Stored data
>> BEGIN

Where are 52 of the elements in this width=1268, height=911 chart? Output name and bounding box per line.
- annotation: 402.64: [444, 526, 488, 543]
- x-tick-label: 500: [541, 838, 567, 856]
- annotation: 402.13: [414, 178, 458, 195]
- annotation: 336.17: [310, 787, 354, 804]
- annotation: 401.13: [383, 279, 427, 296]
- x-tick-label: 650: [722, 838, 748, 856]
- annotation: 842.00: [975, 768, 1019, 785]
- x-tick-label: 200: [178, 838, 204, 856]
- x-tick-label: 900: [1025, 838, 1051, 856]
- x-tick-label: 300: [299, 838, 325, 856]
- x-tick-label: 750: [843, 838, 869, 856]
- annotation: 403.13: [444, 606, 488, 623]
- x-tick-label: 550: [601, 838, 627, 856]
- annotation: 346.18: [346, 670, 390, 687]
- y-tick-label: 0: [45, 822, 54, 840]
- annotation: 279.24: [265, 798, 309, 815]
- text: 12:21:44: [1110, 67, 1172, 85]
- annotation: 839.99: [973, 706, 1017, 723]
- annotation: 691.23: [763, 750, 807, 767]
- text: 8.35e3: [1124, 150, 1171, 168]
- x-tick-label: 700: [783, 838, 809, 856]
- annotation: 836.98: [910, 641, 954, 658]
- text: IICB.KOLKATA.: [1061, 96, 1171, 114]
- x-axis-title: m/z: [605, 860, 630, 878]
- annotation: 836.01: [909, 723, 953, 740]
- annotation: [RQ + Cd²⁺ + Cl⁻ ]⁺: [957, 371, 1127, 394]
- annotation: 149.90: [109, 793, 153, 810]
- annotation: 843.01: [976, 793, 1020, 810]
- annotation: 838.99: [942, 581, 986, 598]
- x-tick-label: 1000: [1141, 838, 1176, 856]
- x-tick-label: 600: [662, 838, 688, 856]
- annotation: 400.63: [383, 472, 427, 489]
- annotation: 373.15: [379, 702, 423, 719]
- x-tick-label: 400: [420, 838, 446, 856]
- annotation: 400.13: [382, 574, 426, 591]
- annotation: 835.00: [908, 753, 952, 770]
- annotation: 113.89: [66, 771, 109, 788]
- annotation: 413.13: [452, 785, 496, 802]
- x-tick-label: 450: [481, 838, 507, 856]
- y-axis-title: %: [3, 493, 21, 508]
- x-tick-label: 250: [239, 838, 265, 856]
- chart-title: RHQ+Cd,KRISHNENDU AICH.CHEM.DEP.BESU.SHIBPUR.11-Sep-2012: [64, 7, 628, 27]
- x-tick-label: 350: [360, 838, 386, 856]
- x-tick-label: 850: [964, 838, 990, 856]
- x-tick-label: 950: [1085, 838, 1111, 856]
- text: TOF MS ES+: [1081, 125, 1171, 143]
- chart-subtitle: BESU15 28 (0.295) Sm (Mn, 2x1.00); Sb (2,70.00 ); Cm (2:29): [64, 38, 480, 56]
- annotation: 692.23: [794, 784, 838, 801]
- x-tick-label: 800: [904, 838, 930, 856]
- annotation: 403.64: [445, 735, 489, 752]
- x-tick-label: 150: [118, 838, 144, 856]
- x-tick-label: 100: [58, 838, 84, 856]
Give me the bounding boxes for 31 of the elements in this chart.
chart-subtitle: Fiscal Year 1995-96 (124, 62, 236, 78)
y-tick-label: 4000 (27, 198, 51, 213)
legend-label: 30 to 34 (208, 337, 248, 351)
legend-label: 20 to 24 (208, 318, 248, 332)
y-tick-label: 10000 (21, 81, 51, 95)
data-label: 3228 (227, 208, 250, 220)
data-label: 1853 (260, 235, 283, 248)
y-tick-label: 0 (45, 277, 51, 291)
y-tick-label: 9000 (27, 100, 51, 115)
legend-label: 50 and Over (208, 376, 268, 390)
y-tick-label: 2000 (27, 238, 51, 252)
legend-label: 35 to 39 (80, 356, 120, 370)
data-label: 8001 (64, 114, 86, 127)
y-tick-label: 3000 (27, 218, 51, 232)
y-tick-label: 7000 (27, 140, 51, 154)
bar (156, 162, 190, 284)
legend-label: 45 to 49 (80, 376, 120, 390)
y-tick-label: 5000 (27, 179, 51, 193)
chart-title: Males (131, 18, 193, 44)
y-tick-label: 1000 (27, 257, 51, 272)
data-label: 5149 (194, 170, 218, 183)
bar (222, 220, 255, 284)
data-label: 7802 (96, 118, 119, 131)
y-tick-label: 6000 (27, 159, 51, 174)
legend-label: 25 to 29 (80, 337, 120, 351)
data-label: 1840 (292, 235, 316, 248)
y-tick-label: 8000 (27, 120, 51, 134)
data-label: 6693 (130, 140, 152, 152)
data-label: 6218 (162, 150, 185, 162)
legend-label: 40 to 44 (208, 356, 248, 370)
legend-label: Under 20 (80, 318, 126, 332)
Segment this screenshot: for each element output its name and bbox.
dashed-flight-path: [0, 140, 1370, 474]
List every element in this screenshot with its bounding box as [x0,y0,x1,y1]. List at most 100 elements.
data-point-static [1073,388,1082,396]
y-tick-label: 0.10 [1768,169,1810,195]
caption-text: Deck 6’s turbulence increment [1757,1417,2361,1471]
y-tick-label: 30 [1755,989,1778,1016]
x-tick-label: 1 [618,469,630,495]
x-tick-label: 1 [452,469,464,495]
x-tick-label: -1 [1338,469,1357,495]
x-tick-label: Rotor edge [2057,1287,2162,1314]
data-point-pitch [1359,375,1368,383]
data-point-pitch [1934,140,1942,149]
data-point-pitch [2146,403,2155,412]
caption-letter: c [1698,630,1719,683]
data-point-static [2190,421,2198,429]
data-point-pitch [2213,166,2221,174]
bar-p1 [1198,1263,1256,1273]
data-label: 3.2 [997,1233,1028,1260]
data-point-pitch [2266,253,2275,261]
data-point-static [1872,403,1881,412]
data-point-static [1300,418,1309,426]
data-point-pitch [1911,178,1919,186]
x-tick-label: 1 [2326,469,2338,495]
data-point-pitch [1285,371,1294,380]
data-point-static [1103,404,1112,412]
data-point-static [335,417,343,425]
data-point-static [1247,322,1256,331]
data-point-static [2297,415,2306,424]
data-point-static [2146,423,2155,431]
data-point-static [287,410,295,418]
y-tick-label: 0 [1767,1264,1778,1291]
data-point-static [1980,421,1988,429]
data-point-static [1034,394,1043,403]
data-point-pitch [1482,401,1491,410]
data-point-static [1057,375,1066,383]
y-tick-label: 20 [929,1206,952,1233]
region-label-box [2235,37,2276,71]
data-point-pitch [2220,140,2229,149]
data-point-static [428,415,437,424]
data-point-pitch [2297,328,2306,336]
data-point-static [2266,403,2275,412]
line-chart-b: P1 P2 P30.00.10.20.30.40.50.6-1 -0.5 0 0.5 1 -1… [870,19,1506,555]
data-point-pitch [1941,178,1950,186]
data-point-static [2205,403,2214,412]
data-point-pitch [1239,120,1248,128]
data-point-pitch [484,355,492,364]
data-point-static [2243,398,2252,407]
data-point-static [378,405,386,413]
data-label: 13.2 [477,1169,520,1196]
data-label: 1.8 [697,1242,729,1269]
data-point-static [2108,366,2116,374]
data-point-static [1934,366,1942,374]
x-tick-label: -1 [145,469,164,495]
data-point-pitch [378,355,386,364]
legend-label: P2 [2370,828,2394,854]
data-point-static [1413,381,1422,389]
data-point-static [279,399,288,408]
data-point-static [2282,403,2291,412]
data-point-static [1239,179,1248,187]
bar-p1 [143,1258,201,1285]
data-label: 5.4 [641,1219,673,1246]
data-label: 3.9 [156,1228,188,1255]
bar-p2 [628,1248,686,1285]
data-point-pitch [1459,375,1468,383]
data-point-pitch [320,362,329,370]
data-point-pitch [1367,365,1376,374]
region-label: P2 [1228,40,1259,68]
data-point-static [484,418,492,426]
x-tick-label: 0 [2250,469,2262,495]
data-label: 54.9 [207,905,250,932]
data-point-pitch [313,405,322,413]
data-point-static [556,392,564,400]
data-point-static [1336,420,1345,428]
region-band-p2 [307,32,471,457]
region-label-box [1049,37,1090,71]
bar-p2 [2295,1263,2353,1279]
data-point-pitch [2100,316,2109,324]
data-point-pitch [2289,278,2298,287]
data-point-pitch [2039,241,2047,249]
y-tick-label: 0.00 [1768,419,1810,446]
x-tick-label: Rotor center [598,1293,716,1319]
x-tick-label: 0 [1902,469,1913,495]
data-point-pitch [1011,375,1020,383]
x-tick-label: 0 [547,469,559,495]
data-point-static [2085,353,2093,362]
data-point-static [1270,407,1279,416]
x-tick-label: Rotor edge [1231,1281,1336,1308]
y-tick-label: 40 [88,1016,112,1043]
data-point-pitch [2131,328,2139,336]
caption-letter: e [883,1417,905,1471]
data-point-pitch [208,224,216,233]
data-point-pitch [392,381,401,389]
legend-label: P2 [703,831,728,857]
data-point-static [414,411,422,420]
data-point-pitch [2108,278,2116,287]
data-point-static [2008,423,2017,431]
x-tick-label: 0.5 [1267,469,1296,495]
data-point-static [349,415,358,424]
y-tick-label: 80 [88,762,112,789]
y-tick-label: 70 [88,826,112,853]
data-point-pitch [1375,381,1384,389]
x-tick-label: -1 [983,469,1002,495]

>> END

**Problem requirements**: Duplicate the records word for word, from their first line up to and including the line that contains "- x-tick-label: 300: [299, 838, 325, 856]".

**Complete answer**:
Where are 52 of the elements in this width=1268, height=911 chart? Output name and bounding box per line.
- annotation: 402.64: [444, 526, 488, 543]
- x-tick-label: 500: [541, 838, 567, 856]
- annotation: 402.13: [414, 178, 458, 195]
- annotation: 336.17: [310, 787, 354, 804]
- annotation: 401.13: [383, 279, 427, 296]
- x-tick-label: 650: [722, 838, 748, 856]
- annotation: 842.00: [975, 768, 1019, 785]
- x-tick-label: 200: [178, 838, 204, 856]
- x-tick-label: 900: [1025, 838, 1051, 856]
- x-tick-label: 300: [299, 838, 325, 856]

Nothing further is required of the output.